Brano di testo:
------------------------------
Mi sono posto questa domanda per trattar un tema a me caro e oggi di accesa discussione, ovvero le proroghe delle concessioni demaniali marittime alla luce della Direttiva 2006/123 CE, meglio conosciuta come Direttiva Bolkestein e delle recentissime sentenze dell’Adunanza Plenaria del Consiglio di Stato nn. 17 e 18 del 9 novembre del 2021.
L’Italia, il Parlamento, il Governo, gli Operatori con aziende sorte su demanio marittimo, come stabilimenti balneari, pontili, circoli velici, ristoranti, cantieri, et cetera…tutti richiamati all’ordine dal Supremo Giudice Amministrativo che ha detto basta, in modo definitivo e perentorio, alle proroghe degli atti concessori sic et simpliciter e ha richiesto una riforma del settore per avviar procedure ad evidenza pubblica per l’assegnazione del bene pubblico “demanio marittimo”.
In realtà il Legislatore ultimamente una parvenza di riforma l’aveva posta accanto alla proroga di 15 anni fino al 2033. Aveva scritto nero su bianco che in tale periodo avrebbe avviato innanzitutto il censimento delle coste e dei propri beni per comprender lo stato delle coste.
Allora in un paese noto per progetti eseguiti e mai realizzati, scheletri nel deserto ed eco mostri sparsi un po’ ovunque si è deciso di ripartire dalla pianificazione.
------------------------------
Voci fornite:
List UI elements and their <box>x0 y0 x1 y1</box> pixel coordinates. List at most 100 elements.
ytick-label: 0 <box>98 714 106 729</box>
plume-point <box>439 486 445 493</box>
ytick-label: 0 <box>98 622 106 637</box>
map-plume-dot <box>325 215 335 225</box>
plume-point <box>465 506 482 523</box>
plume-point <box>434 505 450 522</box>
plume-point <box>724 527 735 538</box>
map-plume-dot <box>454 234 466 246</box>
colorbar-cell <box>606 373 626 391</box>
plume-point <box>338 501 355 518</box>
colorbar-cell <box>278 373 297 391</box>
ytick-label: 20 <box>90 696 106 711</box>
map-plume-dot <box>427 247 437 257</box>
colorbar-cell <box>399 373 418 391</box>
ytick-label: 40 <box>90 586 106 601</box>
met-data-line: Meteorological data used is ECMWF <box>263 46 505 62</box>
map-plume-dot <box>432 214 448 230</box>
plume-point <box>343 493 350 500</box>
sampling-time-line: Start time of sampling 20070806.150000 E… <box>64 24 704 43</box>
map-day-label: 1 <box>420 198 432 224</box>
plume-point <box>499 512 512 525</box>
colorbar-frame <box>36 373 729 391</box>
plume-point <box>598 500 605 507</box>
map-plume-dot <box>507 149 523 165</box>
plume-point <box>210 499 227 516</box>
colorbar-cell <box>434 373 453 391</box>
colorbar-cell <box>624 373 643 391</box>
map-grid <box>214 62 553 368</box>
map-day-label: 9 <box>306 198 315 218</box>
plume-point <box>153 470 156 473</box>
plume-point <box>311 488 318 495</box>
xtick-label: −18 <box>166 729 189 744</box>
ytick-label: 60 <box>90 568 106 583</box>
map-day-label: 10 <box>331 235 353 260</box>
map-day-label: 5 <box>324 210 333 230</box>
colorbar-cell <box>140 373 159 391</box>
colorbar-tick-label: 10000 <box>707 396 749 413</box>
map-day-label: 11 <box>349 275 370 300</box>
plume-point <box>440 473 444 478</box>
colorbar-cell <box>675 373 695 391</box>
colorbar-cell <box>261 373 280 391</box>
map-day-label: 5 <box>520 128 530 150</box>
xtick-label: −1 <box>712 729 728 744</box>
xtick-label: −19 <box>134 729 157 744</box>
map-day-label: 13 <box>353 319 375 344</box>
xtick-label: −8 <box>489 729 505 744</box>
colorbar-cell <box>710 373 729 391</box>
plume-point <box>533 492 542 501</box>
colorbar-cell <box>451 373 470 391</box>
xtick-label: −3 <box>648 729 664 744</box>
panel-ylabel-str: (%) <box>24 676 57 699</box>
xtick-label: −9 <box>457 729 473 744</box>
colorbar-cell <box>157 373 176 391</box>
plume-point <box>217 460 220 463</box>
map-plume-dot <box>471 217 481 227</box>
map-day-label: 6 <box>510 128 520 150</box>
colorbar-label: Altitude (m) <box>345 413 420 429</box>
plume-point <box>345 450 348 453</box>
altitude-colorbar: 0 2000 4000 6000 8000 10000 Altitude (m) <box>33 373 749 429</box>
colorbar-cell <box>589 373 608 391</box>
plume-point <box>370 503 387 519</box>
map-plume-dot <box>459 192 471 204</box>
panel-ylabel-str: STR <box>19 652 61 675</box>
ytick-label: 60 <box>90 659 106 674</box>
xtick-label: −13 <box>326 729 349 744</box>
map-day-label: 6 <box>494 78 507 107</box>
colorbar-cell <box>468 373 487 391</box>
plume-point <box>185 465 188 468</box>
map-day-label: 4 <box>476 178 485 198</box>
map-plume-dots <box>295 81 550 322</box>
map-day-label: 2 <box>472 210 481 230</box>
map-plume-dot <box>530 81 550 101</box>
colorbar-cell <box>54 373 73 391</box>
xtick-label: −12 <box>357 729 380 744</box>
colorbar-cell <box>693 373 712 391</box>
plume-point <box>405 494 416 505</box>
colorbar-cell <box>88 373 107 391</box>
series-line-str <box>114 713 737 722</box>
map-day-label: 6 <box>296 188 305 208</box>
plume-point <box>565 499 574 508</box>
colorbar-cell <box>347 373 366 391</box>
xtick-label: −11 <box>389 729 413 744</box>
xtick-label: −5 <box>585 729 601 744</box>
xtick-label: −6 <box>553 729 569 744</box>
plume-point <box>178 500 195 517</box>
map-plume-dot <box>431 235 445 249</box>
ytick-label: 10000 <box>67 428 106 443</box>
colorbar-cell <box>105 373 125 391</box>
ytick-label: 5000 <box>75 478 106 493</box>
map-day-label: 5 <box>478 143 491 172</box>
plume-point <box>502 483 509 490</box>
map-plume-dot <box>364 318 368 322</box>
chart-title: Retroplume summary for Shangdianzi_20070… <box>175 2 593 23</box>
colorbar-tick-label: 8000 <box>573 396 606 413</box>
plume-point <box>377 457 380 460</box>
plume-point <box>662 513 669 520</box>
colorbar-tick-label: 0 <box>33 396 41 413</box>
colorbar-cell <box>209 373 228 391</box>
------------------------------
Il compito: Prosegui il testo sulle proroghe delle concessioni demaniali marittime, riprendendo subito dopo la sua ultima frase.

Risultato:
Io son d’accordo.
Non lo sono quando si usa l’alibi della mancata approvazione della pianificazione urbanistica per bloccare iniziative lodevoli di altrettanto lodevoli operatori economici, ma laddove la pianificazione non vada ad ostacolare e bloccare “il costruire” – da intendersi non solo come edificazione ma anche come riqualificazione, ottimizzazione e sana gestione del demanio – questa sia essenziale per riuscire a render più performante l’utilizzazione del patrimonio naturale e costiero italiano.
Ovunque, ed anche qui, si parla dei nostri famosissimi quasi 7000 km di coste.
Litorali composti per lo più da angoli magnifici, senza uguali. Un patrimonio naturale, biologico e faunistico raro per non dire unico al mondo, nel quale siamo stati abituati a vivere e lavorare alla giornata, senza una vera e propria coscienza di quello che abbiamo tra le mani.
Per questo son convinto che abbia avuto un barlume di genialità il Legislatore quando ha disposto che la riforma del demanio marittimo parte innanzitutto dal censimento delle coste e dall’individuazione dell’esatta consistenza del patrimonio costiero. Conoscendo e diversificando si potrà infatti dar alla luce una riforma che possa valorizzare le peculiarità dei diversi comparti merceologici, la cantieristica, la pesca, il turismo, la nautica e non ultimo tutte quelle migliaia di attività senza scopo di lucro come ASD e circoli che vivono sulla valorizzazione e promozione dello sport, del mare, della cultura e dell’arte marinara.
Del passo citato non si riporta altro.